Record extracts.

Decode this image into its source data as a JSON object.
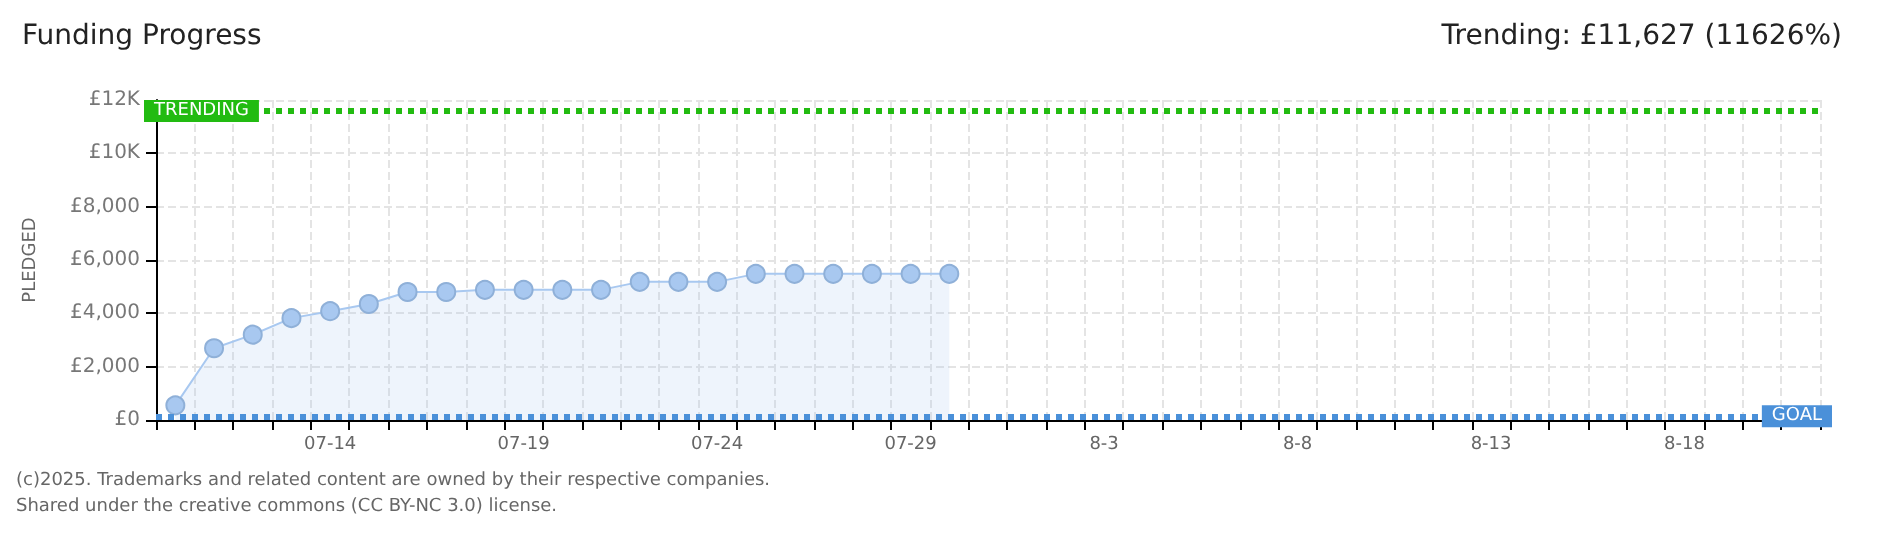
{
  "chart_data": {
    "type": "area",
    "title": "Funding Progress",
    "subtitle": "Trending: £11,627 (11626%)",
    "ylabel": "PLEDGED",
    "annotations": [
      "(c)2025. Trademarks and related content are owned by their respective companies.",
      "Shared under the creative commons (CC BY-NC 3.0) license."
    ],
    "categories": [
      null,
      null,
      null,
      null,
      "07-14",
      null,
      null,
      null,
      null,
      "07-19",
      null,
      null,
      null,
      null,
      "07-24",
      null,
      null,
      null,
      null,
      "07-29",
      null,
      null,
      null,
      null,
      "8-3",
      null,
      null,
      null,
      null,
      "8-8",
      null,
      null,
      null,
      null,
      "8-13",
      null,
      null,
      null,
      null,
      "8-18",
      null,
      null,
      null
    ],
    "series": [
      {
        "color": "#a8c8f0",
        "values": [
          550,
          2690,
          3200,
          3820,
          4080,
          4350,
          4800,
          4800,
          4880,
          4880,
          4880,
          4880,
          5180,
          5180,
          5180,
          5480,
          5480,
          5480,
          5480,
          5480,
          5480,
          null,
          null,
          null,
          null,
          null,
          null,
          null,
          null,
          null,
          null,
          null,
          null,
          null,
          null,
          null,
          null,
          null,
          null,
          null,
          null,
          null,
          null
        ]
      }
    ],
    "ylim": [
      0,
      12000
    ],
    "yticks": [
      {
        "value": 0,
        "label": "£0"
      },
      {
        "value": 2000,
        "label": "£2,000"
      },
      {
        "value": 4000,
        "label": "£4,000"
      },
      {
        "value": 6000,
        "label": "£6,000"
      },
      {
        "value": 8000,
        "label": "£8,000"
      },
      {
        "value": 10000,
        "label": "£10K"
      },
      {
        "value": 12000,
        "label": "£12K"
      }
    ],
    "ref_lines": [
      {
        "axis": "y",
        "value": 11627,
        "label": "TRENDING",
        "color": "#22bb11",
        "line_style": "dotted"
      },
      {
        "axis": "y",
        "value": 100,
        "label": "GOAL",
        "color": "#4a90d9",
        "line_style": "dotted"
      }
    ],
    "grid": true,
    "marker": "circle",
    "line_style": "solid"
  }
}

Request. Transcribe all the data word for word; the images stay out.

Answer to the problem.
Decode this image into its source data as a JSON object.
{
  "chart_data": {
    "type": "area",
    "title": "Funding Progress",
    "subtitle": "Trending: £11,627 (11626%)",
    "ylabel": "PLEDGED",
    "annotations": [
      "(c)2025. Trademarks and related content are owned by their respective companies.",
      "Shared under the creative commons (CC BY-NC 3.0) license."
    ],
    "categories": [
      null,
      null,
      null,
      null,
      "07-14",
      null,
      null,
      null,
      null,
      "07-19",
      null,
      null,
      null,
      null,
      "07-24",
      null,
      null,
      null,
      null,
      "07-29",
      null,
      null,
      null,
      null,
      "8-3",
      null,
      null,
      null,
      null,
      "8-8",
      null,
      null,
      null,
      null,
      "8-13",
      null,
      null,
      null,
      null,
      "8-18",
      null,
      null,
      null
    ],
    "series": [
      {
        "color": "#a8c8f0",
        "values": [
          550,
          2690,
          3200,
          3820,
          4080,
          4350,
          4800,
          4800,
          4880,
          4880,
          4880,
          4880,
          5180,
          5180,
          5180,
          5480,
          5480,
          5480,
          5480,
          5480,
          5480,
          null,
          null,
          null,
          null,
          null,
          null,
          null,
          null,
          null,
          null,
          null,
          null,
          null,
          null,
          null,
          null,
          null,
          null,
          null,
          null,
          null,
          null
        ]
      }
    ],
    "ylim": [
      0,
      12000
    ],
    "yticks": [
      {
        "value": 0,
        "label": "£0"
      },
      {
        "value": 2000,
        "label": "£2,000"
      },
      {
        "value": 4000,
        "label": "£4,000"
      },
      {
        "value": 6000,
        "label": "£6,000"
      },
      {
        "value": 8000,
        "label": "£8,000"
      },
      {
        "value": 10000,
        "label": "£10K"
      },
      {
        "value": 12000,
        "label": "£12K"
      }
    ],
    "ref_lines": [
      {
        "axis": "y",
        "value": 11627,
        "label": "TRENDING",
        "color": "#22bb11",
        "line_style": "dotted"
      },
      {
        "axis": "y",
        "value": 100,
        "label": "GOAL",
        "color": "#4a90d9",
        "line_style": "dotted"
      }
    ],
    "grid": true,
    "marker": "circle",
    "line_style": "solid"
  }
}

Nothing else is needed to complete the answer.